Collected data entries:
[start]

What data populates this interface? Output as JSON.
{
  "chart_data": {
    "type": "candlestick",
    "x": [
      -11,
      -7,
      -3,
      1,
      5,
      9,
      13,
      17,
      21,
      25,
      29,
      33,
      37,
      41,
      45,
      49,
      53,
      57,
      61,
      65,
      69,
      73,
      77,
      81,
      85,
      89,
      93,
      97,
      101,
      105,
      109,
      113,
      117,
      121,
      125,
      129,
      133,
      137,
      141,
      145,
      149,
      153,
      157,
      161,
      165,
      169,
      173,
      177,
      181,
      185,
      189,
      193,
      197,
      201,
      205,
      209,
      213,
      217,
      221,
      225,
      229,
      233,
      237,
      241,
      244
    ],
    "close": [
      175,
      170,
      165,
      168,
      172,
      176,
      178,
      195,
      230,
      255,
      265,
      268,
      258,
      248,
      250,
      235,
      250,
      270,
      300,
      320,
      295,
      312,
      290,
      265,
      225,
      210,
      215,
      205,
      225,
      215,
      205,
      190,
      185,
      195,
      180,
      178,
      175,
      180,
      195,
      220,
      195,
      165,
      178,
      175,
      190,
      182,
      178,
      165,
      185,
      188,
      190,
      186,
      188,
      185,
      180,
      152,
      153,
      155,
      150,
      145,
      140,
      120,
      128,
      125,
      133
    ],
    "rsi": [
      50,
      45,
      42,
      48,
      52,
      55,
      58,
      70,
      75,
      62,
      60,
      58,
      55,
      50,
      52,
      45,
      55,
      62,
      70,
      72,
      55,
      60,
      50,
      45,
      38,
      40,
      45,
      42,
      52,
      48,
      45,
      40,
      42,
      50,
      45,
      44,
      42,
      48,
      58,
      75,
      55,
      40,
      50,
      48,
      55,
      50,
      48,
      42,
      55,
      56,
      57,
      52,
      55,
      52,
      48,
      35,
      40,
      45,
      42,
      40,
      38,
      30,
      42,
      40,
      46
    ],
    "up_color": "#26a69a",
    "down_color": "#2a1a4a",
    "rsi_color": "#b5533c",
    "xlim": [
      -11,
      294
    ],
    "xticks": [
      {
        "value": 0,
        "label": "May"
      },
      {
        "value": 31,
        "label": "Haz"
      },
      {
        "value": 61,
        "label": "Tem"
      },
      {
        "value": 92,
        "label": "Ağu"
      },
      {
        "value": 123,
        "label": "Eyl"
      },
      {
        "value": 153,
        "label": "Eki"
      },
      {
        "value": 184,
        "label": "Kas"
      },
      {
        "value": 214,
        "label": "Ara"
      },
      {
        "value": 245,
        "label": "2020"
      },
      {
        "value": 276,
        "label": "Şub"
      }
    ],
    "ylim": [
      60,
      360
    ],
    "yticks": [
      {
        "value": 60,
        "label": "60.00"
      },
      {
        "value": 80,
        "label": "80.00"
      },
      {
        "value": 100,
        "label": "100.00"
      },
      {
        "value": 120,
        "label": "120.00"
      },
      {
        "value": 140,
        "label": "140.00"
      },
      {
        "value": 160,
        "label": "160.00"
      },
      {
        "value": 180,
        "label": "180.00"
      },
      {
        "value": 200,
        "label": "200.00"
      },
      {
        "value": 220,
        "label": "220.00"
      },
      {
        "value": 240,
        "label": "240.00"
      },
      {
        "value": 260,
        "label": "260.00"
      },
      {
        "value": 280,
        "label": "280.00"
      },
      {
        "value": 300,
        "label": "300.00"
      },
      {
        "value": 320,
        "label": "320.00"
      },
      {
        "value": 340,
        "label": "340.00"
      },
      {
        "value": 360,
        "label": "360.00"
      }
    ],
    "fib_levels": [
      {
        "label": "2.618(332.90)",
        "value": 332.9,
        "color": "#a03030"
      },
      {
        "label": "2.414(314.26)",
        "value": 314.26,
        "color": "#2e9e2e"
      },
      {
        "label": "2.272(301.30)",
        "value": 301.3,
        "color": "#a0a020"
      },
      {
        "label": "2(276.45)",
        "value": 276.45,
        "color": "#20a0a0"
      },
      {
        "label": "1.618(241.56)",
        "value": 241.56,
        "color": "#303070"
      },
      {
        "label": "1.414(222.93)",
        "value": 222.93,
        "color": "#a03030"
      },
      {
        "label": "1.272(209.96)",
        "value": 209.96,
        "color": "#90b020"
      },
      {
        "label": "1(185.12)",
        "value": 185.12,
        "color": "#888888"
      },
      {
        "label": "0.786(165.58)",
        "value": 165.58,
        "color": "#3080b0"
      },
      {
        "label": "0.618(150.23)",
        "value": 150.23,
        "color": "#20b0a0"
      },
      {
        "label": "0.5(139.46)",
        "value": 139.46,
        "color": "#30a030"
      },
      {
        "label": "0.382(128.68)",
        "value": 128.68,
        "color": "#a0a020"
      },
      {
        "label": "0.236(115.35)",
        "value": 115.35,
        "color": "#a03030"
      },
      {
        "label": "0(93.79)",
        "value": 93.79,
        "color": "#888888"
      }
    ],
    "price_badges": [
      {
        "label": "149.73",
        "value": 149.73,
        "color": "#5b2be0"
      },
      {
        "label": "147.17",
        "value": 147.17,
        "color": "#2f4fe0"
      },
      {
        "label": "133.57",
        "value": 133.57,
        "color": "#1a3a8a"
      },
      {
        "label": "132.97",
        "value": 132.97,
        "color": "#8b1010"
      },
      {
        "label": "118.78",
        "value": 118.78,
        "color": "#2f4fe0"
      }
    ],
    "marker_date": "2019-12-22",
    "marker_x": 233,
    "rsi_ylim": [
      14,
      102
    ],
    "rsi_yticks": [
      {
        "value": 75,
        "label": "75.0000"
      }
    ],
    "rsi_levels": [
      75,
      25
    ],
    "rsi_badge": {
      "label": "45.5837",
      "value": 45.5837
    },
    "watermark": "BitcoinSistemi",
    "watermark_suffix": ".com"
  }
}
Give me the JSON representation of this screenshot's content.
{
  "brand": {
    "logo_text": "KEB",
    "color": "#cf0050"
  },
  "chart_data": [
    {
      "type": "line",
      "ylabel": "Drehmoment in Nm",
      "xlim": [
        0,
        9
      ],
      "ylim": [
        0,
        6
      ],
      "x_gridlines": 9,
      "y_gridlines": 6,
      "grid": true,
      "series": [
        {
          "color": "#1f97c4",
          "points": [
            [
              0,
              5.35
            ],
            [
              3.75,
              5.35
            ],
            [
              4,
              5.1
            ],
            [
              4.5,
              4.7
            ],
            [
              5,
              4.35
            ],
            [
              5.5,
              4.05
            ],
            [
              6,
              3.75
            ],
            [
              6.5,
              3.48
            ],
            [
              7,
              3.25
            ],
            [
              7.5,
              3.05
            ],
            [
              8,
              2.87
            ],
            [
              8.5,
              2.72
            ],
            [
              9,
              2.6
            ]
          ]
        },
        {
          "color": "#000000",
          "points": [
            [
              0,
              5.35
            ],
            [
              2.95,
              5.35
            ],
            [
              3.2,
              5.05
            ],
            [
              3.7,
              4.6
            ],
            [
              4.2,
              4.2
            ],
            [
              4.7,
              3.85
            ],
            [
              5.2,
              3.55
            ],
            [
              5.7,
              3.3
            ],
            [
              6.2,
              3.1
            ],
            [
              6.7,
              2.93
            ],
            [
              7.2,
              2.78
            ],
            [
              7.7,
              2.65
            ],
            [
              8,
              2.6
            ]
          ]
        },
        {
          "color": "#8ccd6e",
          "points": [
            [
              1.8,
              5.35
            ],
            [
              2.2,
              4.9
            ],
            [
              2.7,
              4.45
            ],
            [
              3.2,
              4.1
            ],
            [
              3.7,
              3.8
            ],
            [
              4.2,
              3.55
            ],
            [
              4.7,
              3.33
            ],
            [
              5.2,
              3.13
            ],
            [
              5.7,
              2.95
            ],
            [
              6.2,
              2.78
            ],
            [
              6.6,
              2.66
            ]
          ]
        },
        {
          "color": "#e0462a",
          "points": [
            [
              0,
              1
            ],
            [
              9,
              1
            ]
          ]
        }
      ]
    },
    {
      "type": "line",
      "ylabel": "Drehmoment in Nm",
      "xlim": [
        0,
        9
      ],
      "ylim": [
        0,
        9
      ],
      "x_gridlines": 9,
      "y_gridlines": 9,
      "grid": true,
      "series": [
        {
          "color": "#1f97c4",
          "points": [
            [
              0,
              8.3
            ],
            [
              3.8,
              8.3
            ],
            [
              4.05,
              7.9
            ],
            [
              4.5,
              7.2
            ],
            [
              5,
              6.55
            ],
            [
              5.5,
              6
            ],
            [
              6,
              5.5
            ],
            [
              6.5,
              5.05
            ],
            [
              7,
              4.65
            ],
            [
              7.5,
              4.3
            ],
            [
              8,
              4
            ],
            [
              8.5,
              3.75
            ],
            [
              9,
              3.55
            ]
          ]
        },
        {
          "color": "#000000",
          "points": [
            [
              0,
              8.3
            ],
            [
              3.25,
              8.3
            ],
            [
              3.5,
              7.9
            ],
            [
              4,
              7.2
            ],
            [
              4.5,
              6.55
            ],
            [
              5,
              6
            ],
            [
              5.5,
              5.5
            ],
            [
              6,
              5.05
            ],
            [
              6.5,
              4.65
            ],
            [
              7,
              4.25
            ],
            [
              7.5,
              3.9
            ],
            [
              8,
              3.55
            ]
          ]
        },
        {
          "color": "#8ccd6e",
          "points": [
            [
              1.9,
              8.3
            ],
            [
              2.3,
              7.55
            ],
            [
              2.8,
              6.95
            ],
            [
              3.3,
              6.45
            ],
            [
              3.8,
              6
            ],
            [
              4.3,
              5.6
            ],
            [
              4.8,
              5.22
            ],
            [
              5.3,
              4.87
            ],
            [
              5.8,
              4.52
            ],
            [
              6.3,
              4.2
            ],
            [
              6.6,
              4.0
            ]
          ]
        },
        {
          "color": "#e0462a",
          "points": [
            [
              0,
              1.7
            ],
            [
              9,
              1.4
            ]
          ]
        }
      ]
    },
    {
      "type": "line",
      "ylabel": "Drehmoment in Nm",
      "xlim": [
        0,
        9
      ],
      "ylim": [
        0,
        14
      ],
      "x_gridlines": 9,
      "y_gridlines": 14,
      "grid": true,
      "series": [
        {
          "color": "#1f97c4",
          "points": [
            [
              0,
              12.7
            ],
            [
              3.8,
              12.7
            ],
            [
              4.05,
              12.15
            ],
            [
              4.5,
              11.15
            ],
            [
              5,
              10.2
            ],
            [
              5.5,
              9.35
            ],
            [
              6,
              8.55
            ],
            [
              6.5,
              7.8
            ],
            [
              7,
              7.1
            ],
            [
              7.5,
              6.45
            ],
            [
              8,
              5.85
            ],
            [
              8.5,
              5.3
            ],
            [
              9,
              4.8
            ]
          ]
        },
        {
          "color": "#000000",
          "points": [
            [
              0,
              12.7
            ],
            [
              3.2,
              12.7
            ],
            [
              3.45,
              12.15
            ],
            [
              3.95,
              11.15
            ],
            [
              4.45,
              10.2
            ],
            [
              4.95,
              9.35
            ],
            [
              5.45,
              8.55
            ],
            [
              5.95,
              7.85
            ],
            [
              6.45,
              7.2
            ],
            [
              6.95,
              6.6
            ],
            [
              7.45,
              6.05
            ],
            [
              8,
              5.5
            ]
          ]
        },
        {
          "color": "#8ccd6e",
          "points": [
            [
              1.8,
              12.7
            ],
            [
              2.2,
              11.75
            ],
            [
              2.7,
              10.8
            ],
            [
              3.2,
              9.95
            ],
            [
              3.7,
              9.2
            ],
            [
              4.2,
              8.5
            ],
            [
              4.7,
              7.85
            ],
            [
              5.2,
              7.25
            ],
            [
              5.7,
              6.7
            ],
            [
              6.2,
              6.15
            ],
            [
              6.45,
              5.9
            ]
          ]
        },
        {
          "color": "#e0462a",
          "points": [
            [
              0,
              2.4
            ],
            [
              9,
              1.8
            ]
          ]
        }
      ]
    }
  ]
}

[end]

Copy out all lines from the material above that contain the string "this".

What data populates this interface? Output as JSON.
Give me the JSON representation of this screenshot's content.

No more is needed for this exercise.